_Written task_: Below is a listing to write out in full, exactly as given, without its pictures.

-- start Supplied records --

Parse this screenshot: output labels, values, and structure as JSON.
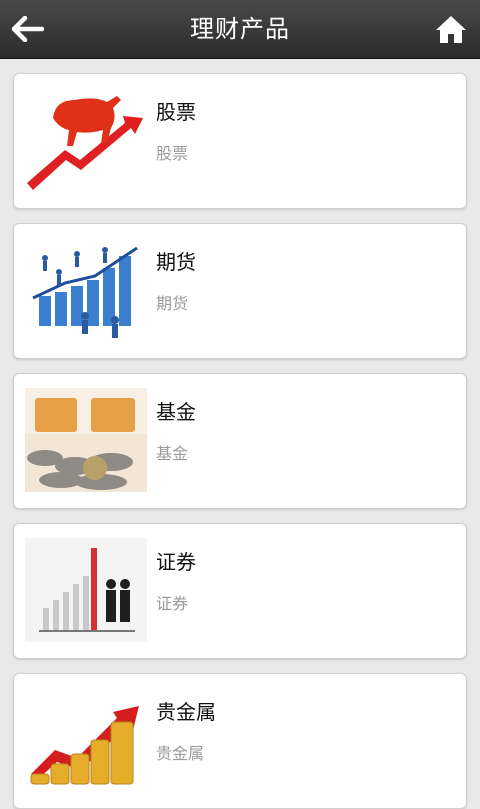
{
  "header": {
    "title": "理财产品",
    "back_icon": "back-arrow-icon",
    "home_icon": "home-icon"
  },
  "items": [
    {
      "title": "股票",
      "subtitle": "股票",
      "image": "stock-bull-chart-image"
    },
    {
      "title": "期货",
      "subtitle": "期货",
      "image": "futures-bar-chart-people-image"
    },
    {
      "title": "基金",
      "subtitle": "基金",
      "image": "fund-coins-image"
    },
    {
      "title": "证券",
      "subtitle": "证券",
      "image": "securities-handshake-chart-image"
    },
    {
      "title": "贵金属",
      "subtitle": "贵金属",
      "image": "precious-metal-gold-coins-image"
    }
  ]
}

-- end Supplied records --

_Exercise answer_:
Parse this screenshot: output labels, values, and structure as JSON.
{
  "header": {
    "title": "理财产品",
    "back_icon": "back-arrow-icon",
    "home_icon": "home-icon"
  },
  "items": [
    {
      "title": "股票",
      "subtitle": "股票",
      "image": "stock-bull-chart-image"
    },
    {
      "title": "期货",
      "subtitle": "期货",
      "image": "futures-bar-chart-people-image"
    },
    {
      "title": "基金",
      "subtitle": "基金",
      "image": "fund-coins-image"
    },
    {
      "title": "证券",
      "subtitle": "证券",
      "image": "securities-handshake-chart-image"
    },
    {
      "title": "贵金属",
      "subtitle": "贵金属",
      "image": "precious-metal-gold-coins-image"
    }
  ]
}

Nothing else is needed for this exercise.